What you will do =>
Transcribe the material word for word, but without the images.

Provided data =>
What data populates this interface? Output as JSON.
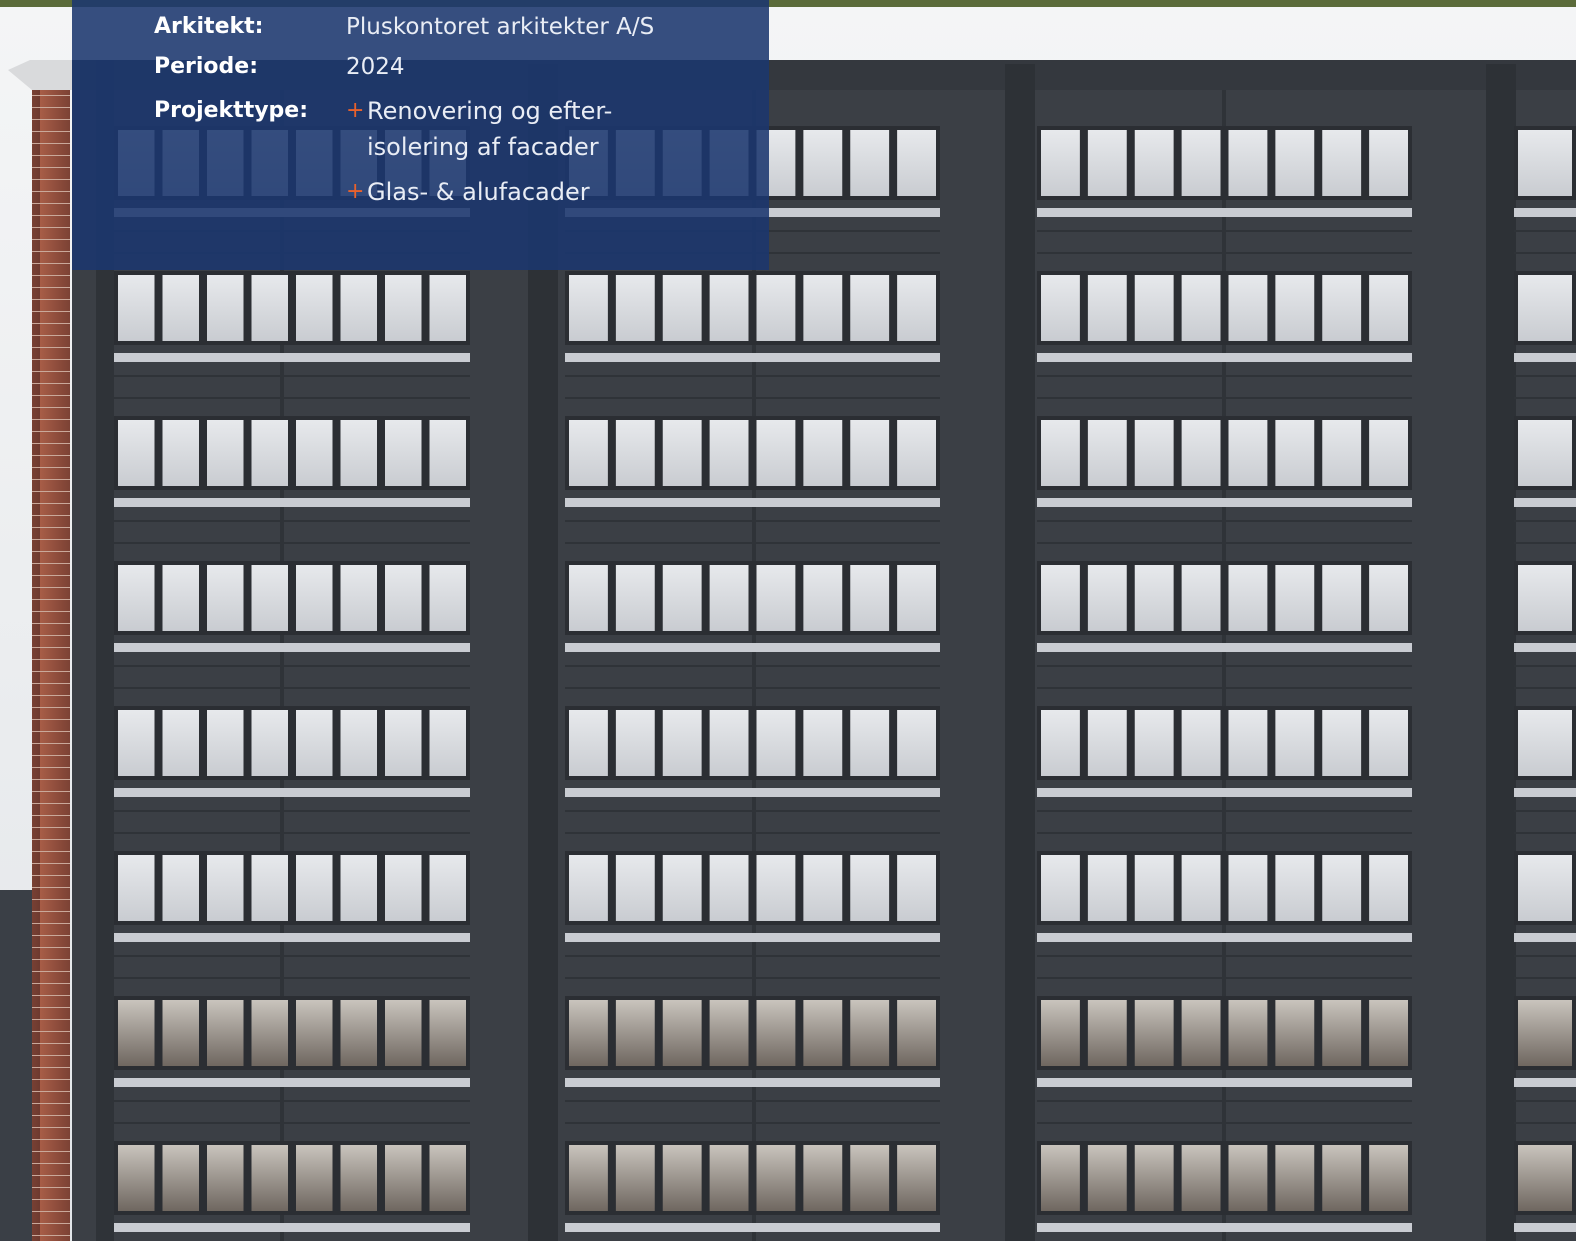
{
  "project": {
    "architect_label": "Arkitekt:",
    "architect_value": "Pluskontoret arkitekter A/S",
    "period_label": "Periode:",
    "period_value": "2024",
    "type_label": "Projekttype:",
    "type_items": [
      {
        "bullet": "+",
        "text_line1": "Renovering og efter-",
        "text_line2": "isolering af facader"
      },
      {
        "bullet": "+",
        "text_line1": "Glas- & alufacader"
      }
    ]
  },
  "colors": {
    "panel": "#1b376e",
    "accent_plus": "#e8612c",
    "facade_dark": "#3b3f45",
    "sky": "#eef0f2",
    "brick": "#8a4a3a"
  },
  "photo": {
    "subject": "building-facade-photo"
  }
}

Solution to the problem =>
What data populates this interface? Output as JSON.
{
  "project": {
    "architect_label": "Arkitekt:",
    "architect_value": "Pluskontoret arkitekter A/S",
    "period_label": "Periode:",
    "period_value": "2024",
    "type_label": "Projekttype:",
    "type_items": [
      {
        "bullet": "+",
        "text_line1": "Renovering og efter-",
        "text_line2": "isolering af facader"
      },
      {
        "bullet": "+",
        "text_line1": "Glas- & alufacader"
      }
    ]
  },
  "colors": {
    "panel": "#1b376e",
    "accent_plus": "#e8612c",
    "facade_dark": "#3b3f45",
    "sky": "#eef0f2",
    "brick": "#8a4a3a"
  },
  "photo": {
    "subject": "building-facade-photo"
  }
}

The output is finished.